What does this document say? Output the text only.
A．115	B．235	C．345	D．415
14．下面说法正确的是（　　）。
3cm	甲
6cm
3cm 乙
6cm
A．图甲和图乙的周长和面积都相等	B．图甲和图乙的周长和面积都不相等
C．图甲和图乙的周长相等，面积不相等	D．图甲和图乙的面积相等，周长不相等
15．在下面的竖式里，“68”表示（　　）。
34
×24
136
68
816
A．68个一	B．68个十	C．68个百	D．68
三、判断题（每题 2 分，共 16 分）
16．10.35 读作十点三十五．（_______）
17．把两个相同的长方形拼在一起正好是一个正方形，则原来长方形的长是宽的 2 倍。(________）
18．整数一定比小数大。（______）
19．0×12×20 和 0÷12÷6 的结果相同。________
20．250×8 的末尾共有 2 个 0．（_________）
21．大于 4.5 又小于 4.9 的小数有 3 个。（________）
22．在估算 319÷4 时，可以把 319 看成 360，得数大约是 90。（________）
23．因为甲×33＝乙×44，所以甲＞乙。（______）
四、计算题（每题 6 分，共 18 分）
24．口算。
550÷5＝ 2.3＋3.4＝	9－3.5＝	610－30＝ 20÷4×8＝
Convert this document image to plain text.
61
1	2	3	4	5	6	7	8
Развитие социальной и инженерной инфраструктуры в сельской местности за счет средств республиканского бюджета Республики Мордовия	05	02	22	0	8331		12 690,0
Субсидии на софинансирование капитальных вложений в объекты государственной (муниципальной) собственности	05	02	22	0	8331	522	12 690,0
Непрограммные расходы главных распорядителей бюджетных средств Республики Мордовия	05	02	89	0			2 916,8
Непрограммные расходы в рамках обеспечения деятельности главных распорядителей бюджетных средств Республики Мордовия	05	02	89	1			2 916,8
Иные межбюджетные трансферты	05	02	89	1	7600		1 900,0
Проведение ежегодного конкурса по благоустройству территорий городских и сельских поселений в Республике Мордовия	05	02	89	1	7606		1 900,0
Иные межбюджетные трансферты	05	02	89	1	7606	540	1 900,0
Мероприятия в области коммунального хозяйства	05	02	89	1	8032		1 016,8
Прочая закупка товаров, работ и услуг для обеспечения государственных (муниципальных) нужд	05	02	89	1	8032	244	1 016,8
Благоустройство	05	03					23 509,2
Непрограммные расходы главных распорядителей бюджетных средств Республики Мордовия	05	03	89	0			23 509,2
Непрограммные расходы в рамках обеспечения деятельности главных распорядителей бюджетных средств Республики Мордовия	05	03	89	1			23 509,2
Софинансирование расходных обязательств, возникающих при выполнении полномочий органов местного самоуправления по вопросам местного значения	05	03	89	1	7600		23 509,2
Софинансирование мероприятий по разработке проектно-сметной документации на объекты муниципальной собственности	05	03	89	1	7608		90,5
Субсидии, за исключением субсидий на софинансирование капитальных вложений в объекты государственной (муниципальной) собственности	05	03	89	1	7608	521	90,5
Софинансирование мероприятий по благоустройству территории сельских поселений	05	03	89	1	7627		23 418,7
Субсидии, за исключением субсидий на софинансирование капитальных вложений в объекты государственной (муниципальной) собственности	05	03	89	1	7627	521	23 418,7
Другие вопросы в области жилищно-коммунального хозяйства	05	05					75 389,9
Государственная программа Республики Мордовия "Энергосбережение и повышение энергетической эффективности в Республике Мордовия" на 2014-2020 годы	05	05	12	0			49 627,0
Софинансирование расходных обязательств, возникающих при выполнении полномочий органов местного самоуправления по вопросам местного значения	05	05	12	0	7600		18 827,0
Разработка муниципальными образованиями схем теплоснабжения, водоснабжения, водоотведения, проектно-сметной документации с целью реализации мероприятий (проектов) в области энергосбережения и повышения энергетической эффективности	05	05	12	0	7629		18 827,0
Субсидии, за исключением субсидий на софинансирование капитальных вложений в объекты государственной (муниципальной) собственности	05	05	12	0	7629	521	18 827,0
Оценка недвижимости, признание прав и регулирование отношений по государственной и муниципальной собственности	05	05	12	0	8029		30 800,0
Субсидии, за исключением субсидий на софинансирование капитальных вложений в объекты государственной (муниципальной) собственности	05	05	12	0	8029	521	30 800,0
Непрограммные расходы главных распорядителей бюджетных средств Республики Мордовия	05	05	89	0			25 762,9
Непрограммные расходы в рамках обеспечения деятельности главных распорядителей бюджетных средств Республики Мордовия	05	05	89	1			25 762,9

--*--

Print the entries exactly. Include every one.

### The answer
What does this document say? Output the text only.
A．115	B．235	C．345	D．415
14．下面说法正确的是（　　）。
3cm	甲
6cm
3cm 乙
6cm
A．图甲和图乙的周长和面积都相等	B．图甲和图乙的周长和面积都不相等
C．图甲和图乙的周长相等，面积不相等	D．图甲和图乙的面积相等，周长不相等
15．在下面的竖式里，“68”表示（　　）。
34
×24
136
68
816
A．68个一	B．68个十	C．68个百	D．68
三、判断题（每题 2 分，共 16 分）
16．10.35 读作十点三十五．（_______）
17．把两个相同的长方形拼在一起正好是一个正方形，则原来长方形的长是宽的 2 倍。(________）
18．整数一定比小数大。（______）
19．0×12×20 和 0÷12÷6 的结果相同。________
20．250×8 的末尾共有 2 个 0．（_________）
21．大于 4.5 又小于 4.9 的小数有 3 个。（________）
22．在估算 319÷4 时，可以把 319 看成 360，得数大约是 90。（________）
23．因为甲×33＝乙×44，所以甲＞乙。（______）
四、计算题（每题 6 分，共 18 分）
24．口算。
550÷5＝ 2.3＋3.4＝	9－3.5＝	610－30＝ 20÷4×8＝
Convert this document image to plain text.
61
1	2	3	4	5	6	7	8
Развитие социальной и инженерной инфраструктуры в сельской местности за счет средств республиканского бюджета Республики Мордовия	05	02	22	0	8331		12 690,0
Субсидии на софинансирование капитальных вложений в объекты государственной (муниципальной) собственности	05	02	22	0	8331	522	12 690,0
Непрограммные расходы главных распорядителей бюджетных средств Республики Мордовия	05	02	89	0			2 916,8
Непрограммные расходы в рамках обеспечения деятельности главных распорядителей бюджетных средств Республики Мордовия	05	02	89	1			2 916,8
Иные межбюджетные трансферты	05	02	89	1	7600		1 900,0
Проведение ежегодного конкурса по благоустройству территорий городских и сельских поселений в Республике Мордовия	05	02	89	1	7606		1 900,0
Иные межбюджетные трансферты	05	02	89	1	7606	540	1 900,0
Мероприятия в области коммунального хозяйства	05	02	89	1	8032		1 016,8
Прочая закупка товаров, работ и услуг для обеспечения государственных (муниципальных) нужд	05	02	89	1	8032	244	1 016,8
Благоустройство	05	03					23 509,2
Непрограммные расходы главных распорядителей бюджетных средств Республики Мордовия	05	03	89	0			23 509,2
Непрограммные расходы в рамках обеспечения деятельности главных распорядителей бюджетных средств Республики Мордовия	05	03	89	1			23 509,2
Софинансирование расходных обязательств, возникающих при выполнении полномочий органов местного самоуправления по вопросам местного значения	05	03	89	1	7600		23 509,2
Софинансирование мероприятий по разработке проектно-сметной документации на объекты муниципальной собственности	05	03	89	1	7608		90,5
Субсидии, за исключением субсидий на софинансирование капитальных вложений в объекты государственной (муниципальной) собственности	05	03	89	1	7608	521	90,5
Софинансирование мероприятий по благоустройству территории сельских поселений	05	03	89	1	7627		23 418,7
Субсидии, за исключением субсидий на софинансирование капитальных вложений в объекты государственной (муниципальной) собственности	05	03	89	1	7627	521	23 418,7
Другие вопросы в области жилищно-коммунального хозяйства	05	05					75 389,9
Государственная программа Республики Мордовия "Энергосбережение и повышение энергетической эффективности в Республике Мордовия" на 2014-2020 годы	05	05	12	0			49 627,0
Софинансирование расходных обязательств, возникающих при выполнении полномочий органов местного самоуправления по вопросам местного значения	05	05	12	0	7600		18 827,0
Разработка муниципальными образованиями схем теплоснабжения, водоснабжения, водоотведения, проектно-сметной документации с целью реализации мероприятий (проектов) в области энергосбережения и повышения энергетической эффективности	05	05	12	0	7629		18 827,0
Субсидии, за исключением субсидий на софинансирование капитальных вложений в объекты государственной (муниципальной) собственности	05	05	12	0	7629	521	18 827,0
Оценка недвижимости, признание прав и регулирование отношений по государственной и муниципальной собственности	05	05	12	0	8029		30 800,0
Субсидии, за исключением субсидий на софинансирование капитальных вложений в объекты государственной (муниципальной) собственности	05	05	12	0	8029	521	30 800,0
Непрограммные расходы главных распорядителей бюджетных средств Республики Мордовия	05	05	89	0			25 762,9
Непрограммные расходы в рамках обеспечения деятельности главных распорядителей бюджетных средств Республики Мордовия	05	05	89	1			25 762,9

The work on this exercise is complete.